━━━ Data listing
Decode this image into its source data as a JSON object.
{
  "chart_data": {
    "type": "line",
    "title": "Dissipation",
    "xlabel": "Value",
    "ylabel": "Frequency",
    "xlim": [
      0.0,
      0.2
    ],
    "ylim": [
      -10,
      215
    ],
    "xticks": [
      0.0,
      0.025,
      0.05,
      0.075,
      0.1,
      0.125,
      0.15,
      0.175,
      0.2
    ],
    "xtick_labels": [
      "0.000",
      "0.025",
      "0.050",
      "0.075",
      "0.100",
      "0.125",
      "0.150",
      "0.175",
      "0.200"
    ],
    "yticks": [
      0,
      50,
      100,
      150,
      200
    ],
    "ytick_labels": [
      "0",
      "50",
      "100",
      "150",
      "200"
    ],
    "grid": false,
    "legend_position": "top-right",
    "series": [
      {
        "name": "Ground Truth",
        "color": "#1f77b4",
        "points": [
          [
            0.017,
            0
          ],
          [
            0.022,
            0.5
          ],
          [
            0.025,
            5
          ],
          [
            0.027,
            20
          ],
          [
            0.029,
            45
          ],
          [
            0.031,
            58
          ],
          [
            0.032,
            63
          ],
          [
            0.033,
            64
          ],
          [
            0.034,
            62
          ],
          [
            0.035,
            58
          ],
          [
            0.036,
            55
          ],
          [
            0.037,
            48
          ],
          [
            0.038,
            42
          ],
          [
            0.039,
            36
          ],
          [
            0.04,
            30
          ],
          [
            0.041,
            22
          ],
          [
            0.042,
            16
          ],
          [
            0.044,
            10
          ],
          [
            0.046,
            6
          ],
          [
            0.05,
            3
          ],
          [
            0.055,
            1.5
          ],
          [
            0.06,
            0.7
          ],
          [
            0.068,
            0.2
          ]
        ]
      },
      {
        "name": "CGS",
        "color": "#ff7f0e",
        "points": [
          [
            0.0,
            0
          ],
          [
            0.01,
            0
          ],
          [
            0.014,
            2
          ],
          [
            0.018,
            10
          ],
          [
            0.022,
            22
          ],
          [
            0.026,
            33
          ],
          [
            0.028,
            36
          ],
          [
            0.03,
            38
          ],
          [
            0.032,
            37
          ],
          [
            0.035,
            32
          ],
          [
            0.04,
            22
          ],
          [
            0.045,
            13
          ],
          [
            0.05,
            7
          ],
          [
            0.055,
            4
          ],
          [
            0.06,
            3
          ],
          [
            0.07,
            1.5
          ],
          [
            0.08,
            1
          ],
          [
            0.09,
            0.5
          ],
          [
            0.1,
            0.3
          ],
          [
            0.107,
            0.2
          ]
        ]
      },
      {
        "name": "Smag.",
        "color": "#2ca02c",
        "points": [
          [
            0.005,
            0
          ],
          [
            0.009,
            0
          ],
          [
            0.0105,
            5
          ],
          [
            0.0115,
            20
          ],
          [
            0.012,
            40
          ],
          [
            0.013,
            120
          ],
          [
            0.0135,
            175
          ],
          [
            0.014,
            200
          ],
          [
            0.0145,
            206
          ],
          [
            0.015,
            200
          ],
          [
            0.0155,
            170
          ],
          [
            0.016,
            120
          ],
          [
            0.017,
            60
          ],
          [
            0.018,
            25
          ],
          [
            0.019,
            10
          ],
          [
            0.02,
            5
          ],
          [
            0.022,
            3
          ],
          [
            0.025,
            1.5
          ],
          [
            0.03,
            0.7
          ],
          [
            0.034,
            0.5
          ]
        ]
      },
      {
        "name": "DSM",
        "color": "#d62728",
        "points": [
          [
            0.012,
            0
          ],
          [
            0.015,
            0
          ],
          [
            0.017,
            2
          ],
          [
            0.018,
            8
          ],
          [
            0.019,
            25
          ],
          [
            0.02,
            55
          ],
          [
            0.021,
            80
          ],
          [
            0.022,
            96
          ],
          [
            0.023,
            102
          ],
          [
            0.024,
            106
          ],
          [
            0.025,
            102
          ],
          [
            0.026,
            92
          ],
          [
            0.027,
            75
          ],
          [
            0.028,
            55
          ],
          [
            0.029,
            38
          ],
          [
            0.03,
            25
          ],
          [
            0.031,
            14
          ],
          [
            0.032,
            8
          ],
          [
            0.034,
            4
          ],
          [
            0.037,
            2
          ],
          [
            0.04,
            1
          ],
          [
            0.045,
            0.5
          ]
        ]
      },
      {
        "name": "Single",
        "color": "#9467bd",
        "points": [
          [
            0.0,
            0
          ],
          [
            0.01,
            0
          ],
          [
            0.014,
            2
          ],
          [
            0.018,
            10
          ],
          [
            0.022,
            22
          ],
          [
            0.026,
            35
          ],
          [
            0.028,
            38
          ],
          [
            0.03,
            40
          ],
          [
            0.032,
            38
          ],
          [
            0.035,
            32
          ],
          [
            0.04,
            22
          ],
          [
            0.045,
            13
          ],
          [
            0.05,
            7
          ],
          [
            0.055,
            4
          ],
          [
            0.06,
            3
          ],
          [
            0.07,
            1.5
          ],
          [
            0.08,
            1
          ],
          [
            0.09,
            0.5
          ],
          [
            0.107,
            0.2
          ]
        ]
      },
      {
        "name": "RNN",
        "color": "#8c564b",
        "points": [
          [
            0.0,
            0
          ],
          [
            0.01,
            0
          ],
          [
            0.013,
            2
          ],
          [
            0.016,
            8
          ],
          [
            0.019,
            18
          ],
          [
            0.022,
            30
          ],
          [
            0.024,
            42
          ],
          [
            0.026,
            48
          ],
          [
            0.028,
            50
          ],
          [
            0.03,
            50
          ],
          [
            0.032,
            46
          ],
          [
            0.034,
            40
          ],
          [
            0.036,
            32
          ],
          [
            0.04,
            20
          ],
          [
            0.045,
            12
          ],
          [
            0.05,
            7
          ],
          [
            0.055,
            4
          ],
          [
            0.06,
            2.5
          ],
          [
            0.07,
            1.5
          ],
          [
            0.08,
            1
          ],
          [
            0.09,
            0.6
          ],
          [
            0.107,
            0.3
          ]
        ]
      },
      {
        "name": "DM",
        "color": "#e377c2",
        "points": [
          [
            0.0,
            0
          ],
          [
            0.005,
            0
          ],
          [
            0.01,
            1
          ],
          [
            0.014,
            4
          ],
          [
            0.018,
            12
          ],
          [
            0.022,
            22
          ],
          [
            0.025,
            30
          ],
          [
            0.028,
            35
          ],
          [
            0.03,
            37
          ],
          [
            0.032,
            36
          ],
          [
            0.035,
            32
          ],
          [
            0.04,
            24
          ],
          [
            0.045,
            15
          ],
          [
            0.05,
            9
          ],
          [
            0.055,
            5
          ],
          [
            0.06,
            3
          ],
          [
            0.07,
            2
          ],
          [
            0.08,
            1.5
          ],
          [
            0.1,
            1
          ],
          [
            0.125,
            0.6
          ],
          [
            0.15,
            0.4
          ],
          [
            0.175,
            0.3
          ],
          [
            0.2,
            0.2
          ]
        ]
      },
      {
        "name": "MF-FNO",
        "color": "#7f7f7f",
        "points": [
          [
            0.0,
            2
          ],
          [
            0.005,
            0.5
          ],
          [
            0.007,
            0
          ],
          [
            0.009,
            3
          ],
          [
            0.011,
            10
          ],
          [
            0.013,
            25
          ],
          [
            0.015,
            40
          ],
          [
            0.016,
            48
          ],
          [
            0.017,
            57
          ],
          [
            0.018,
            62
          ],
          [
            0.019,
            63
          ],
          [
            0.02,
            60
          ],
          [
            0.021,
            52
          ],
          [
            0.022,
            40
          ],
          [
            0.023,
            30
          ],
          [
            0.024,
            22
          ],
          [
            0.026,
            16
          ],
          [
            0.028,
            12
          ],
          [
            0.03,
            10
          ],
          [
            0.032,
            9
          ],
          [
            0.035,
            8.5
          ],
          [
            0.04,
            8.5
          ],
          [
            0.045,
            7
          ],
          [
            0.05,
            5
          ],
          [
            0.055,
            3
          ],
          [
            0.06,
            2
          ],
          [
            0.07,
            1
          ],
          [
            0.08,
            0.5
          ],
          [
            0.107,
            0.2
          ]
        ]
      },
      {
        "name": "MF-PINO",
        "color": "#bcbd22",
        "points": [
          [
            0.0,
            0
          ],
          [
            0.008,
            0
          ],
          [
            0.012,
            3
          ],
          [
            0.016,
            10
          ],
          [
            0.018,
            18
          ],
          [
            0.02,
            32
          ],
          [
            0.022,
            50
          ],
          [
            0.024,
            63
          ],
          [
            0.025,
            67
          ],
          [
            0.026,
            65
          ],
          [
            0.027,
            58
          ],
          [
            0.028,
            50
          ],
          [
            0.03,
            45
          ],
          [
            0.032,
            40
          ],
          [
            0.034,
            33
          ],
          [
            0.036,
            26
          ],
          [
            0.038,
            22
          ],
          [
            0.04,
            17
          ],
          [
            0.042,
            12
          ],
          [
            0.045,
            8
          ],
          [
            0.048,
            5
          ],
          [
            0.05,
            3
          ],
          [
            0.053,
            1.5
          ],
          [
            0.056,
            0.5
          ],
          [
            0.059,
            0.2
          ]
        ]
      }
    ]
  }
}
━━━━━━
» Exercise aim
Each line in the listing above either holds the string "name" or does not; state how many do, giving the number only.

» Exercise output
9